▸ Objective
Transcribe verbatim the portion of the EPrints mailing list message starting at "I am not sure" and ending at "is not applicable.".

EPrints Technical Mailing List Archive

See the EPrints wiki for instructions on how to join this mailing list and related information.

Message: #09792


< Previous (by date) | Next (by date) > | < Previous (in thread) | Next (in thread) > | Messages - Most Recent First | Threads - Most Recent First

Re: [EP-tech] Ask about search result and reindex


CAUTION: This e-mail originated outside the University of Southampton.

Hi,

 

for Xapian, there are instructions and a script to check and repair indexing on

 

https://github.com/eprintsug/repairXapianIndex

 

As you may know, we don’t have Xapian in use anymore due to various reasons, see https://www.eprints.org/eptech/msg08667.html

 

Kind regards,

 

Martin

 

--

Dr. Martin Brändle
Zentrale Informatik
Universität Zürich
Pfingstweidstrasse 60B
CH-800
5 Zürich

 

 

From: eprints-tech-request@ecs.soton.ac.uk <eprints-tech-request@ecs.soton.ac.uk> on behalf of David R Newman <drn@ecs.soton.ac.uk>
Date: Thursday, 25 July 2024 at 10:11
To: eprints-tech@ecs.soton.ac.uk <eprints-tech@ecs.soton.ac.uk>, Agung Prasetyo W. <prazetyo@gmail.com>
Subject: Re: [EP-tech] Ask about search result and reindex

Hi Agung,

I am not sure whether the search you are doing is a database index search or a Xapian index search.  It would be useful if you could provide a link to you search page, so I can go an take a look.  If you were using Xapian search, then the advice I am giving below is not applicable.

The numbers that come back in that result from the script I provided are only those where at least one of the fields (title, abstract or creators_name) has no terms indexed despite those fields not being empty in the record itself.  Typically my experience has been that an item does not get indexed at all or the indexing dies half way through, so the script is relatively effective at spotting where records are not indexed properly.  However, this script is not a perfect check for this.  So there is a good chance that some of the eprint IDs you get back may be indexed for keywords but maybe not creators.

The point of the results I get back is that I can then look at the database's eprint__rindex table and see what is wrong.  In the case of 1101, I would run the following database query:

SELECT COUNT(*), field FROM eprint__rindex WHERE eprintid = "1101" GROUP BY field;

If I got no results back, I would know that the item is not indexed at all but I might discover that for example the creators_name field is not indexed.  Either way the next thing I would probably do is run epadmin reindex on this item and see if the results of the above database query had changed afterwards.

▸ Dataset extract
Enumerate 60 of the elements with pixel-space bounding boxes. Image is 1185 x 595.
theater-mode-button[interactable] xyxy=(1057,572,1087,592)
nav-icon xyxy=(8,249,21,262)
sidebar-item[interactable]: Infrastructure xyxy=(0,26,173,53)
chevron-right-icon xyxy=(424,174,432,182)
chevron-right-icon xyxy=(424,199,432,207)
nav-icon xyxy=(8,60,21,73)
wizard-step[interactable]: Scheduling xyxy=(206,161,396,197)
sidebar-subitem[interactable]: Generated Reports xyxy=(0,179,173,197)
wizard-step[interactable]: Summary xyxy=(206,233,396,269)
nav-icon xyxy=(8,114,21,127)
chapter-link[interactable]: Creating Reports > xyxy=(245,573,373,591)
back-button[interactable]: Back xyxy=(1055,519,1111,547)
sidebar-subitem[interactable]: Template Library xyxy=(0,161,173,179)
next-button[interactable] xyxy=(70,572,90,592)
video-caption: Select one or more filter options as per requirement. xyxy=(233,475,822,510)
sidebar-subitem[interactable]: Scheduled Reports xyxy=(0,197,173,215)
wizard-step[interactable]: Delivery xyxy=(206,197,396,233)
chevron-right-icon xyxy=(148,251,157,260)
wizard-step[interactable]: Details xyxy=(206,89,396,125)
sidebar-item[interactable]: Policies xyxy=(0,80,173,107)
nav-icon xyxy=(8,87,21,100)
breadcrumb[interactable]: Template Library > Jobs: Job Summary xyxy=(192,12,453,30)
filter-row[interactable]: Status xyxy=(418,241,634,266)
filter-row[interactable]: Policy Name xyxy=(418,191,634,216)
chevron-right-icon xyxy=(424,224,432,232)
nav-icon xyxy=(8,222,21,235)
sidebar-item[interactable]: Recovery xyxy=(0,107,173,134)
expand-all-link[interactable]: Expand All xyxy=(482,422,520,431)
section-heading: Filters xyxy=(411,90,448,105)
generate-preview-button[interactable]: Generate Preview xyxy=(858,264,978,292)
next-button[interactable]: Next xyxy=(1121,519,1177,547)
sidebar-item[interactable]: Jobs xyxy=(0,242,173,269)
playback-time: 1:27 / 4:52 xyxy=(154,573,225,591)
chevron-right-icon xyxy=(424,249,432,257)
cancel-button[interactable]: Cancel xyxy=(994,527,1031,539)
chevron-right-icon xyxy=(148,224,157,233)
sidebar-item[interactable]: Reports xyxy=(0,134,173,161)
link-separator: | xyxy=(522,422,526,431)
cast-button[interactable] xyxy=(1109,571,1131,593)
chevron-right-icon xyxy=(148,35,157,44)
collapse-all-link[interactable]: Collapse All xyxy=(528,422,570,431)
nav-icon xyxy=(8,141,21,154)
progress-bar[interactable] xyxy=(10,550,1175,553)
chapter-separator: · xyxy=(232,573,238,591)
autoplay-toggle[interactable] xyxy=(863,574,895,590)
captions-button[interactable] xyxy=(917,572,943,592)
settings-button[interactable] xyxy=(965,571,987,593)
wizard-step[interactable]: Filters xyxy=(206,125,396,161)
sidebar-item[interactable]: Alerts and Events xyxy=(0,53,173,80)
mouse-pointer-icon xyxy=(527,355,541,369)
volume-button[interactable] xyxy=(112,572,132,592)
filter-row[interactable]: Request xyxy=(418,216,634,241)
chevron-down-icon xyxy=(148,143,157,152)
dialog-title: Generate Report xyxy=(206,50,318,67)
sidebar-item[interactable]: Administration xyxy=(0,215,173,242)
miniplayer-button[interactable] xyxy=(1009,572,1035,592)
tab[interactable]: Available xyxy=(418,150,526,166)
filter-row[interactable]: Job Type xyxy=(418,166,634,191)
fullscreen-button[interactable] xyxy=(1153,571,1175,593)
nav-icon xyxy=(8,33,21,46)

▸ Answer to this task
I am not sure whether the search you are doing is a database index search or a Xapian index search.  It would be useful if you could provide a link to you search page, so I can go an take a look.  If you were using Xapian search, then the advice I am giving below is not applicable.